=== TEXTO DE ORIGEM ===
A Bela E O Monstro: Entre A Metáfora Do VIH/SIDA E O Primeiro Personagem Gay Da Disney

A Bela E O Monstro, nova versão em ‘carne-e-osso’ do clássico de animação da Disney, irá estrear já no próximo dia 16 e contará com o primeiro personagem abertamente gay num filme da Disney: LeFou. Mas são as origens da história original que, de certa forma, dão enquadramento simbólico a este momento histórico. É que por trás d’A Bela E O Monstro’ está um homem, assumidamente gay, que lutava contra a SIDA enquanto escrevia a sua história: Howard Ashman.

Curiosamente, a notícia sobre LeFou foi revelada pelo realizador do filme, Bill Condon, na mesma semana que o primeiro beijo entre casais do mesmo sexo apareceu na série Star Contra As Forças Do Mal. A Disney a ganhar tempo perdido? Assim parece:

LeFou é alguém que em um dia quer ser Gaston e noutro dia quer beijar Gaston. Ele está confuso sobre o que realmente quer. É alguém que está apenas a perceber que tem esses sentimentos. E Josh [Gad, ator] faz algo realmente subtil e delicioso dessa situação. E tudo isto tem um retorno no final, que irei divulgar, mas que é um momento simpático e exclusivamente gay num filme da Disney.
=== DADOS FORNECIDOS ===
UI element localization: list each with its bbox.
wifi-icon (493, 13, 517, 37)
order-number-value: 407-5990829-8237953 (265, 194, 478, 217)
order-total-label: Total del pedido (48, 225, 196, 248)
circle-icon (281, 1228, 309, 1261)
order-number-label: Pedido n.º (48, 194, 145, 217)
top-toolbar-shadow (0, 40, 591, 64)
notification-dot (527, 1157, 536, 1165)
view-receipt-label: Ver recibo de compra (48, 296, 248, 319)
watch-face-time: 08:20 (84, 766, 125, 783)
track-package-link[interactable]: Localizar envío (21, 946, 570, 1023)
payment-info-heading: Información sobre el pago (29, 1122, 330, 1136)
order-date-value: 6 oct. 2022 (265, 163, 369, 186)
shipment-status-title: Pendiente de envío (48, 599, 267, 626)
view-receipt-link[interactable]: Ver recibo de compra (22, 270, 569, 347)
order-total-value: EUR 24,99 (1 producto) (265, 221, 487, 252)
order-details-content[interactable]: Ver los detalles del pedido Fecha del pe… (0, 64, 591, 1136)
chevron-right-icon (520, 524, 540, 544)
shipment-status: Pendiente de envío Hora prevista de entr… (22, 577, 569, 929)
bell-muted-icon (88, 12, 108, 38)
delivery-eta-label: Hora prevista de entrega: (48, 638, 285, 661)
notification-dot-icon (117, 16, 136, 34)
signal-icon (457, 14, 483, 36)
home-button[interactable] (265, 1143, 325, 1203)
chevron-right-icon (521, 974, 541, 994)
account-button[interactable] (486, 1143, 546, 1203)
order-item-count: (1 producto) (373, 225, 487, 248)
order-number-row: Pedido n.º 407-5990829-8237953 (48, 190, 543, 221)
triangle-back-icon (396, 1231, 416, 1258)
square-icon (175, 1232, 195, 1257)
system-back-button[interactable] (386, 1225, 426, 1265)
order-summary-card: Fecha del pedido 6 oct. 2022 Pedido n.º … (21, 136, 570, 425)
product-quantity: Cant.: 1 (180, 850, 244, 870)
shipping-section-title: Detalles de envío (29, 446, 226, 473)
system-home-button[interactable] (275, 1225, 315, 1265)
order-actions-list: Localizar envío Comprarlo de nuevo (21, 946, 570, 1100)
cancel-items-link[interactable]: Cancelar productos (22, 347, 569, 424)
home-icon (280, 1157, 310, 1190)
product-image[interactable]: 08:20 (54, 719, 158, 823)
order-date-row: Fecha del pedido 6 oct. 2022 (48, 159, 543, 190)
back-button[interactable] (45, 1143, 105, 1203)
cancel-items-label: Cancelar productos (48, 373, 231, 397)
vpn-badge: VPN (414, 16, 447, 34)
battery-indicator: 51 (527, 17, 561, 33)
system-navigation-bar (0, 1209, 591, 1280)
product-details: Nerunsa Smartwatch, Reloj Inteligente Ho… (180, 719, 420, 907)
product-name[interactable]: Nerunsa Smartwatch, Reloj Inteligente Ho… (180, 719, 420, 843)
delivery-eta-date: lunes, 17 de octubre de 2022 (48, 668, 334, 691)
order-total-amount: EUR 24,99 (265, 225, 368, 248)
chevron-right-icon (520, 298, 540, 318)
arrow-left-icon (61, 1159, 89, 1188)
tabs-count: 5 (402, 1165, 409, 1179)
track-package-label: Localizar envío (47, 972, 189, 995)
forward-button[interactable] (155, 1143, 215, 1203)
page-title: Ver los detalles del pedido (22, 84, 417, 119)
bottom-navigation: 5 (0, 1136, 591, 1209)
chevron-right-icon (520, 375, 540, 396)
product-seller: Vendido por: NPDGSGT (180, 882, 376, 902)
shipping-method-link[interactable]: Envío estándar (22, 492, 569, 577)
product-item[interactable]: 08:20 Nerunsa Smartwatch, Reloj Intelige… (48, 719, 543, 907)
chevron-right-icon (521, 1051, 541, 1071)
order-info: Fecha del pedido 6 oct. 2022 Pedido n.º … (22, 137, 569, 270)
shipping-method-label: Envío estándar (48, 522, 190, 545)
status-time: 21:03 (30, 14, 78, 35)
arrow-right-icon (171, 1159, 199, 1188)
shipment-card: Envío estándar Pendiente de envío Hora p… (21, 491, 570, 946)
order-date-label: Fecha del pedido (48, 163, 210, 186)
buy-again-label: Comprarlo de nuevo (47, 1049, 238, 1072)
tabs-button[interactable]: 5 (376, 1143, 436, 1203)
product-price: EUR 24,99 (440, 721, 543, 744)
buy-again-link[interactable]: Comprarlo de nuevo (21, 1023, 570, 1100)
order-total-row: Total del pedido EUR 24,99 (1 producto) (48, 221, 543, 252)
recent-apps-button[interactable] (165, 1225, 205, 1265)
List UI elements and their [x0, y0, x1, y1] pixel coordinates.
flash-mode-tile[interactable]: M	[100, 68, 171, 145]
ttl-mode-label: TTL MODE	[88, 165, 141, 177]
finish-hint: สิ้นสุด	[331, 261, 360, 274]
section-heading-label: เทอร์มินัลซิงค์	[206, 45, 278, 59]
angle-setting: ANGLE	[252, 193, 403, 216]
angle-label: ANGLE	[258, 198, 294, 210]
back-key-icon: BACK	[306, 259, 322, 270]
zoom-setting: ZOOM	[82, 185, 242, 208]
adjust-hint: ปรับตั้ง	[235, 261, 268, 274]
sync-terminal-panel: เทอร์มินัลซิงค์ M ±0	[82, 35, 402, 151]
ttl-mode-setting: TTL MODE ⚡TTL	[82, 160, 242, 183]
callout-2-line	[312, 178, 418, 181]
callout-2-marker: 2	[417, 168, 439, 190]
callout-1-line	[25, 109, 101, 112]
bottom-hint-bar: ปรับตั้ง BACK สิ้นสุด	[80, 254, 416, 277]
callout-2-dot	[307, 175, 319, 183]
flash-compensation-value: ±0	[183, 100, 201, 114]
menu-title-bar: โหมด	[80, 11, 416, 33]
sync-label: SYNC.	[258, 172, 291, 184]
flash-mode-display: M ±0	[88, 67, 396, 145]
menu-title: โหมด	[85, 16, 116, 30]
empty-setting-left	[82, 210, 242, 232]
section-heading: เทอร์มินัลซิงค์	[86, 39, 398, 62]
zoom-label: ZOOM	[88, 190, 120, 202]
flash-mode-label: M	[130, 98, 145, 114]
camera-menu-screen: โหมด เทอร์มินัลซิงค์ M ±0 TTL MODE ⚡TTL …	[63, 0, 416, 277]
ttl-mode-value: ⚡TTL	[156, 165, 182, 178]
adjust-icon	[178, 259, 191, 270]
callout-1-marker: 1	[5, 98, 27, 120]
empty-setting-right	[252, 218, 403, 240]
===
A FAZER:
(a) Segundo o texto sobre A Bela e o Monstro, quem revelou a notícia sobre LeFou?
(b) Traduza para o inglês esta frase do texto sobre A Bela e o Monstro: "LeFou é alguém que em um dia quer ser Gaston e noutro dia quer beijar Gaston."
(c) Retome o texto sobre A Bela e o Monstro a partir do ponto em que ele para.

RESPOSTAS DOS EXERCÍCIOS:
(a) O realizador do filme, Bill Condon.

(b) LeFou is someone who one day wants to be Gaston and the next day wants to kiss Gaston.

(c)
Não deixa de ser algo inacreditável que só em pleno 2017 é que a Disney tomou a coragem de incluir um personagem assumidamente LGBTI num dos seus filmes. E claro que podemos referenciar todos os personagens que, de forma mais ou menos explícita, se apresentavam sendo Queer, mas que não deixavam de ser sempre retratados como personagens de comédia (à custa deles, claro) ou vilões de pulsos quebrados.

LeFou [Josh Gad]

No caso deste novo LeFou ainda nos faltam alguns dias para descobrirmos se caberá nalguns destes clichés usados até à exaustão no cinema, mas pelo menos as palavras do realizador são promissoras. Esperemos que estes desenvolvimentos se revelem, efetivamente, uma aceleração por parte dos icónicos estúdios na visibilidade e representatividade destas pessoas e das suas histórias. Afinal de contas, esta é precisamente uma história que teve na sua génese uma metáfora à epidemia do VIH/SIDA na década de 1980.

Howard Ashman

Condon, na mesma entrevista, falou sobre Howard Ashman, o compositor dos temas no filme original:

Ashman tinha acabado de descobrir que tinha SIDA e foi sua a ideia de tornar a história num musical, tal como tornar o Beast num dos dois personagens centrais. Até então era a história da Belle a central. Para Ashman, esta era uma metáfora para o seu estado. Ele foi amaldiçoado e essa maldição trouxe tristeza a todas aquelas pessoas que o amavam. Talvez houvesse a oportunidade de um milagre, de um caminho para a maldição ser levantada.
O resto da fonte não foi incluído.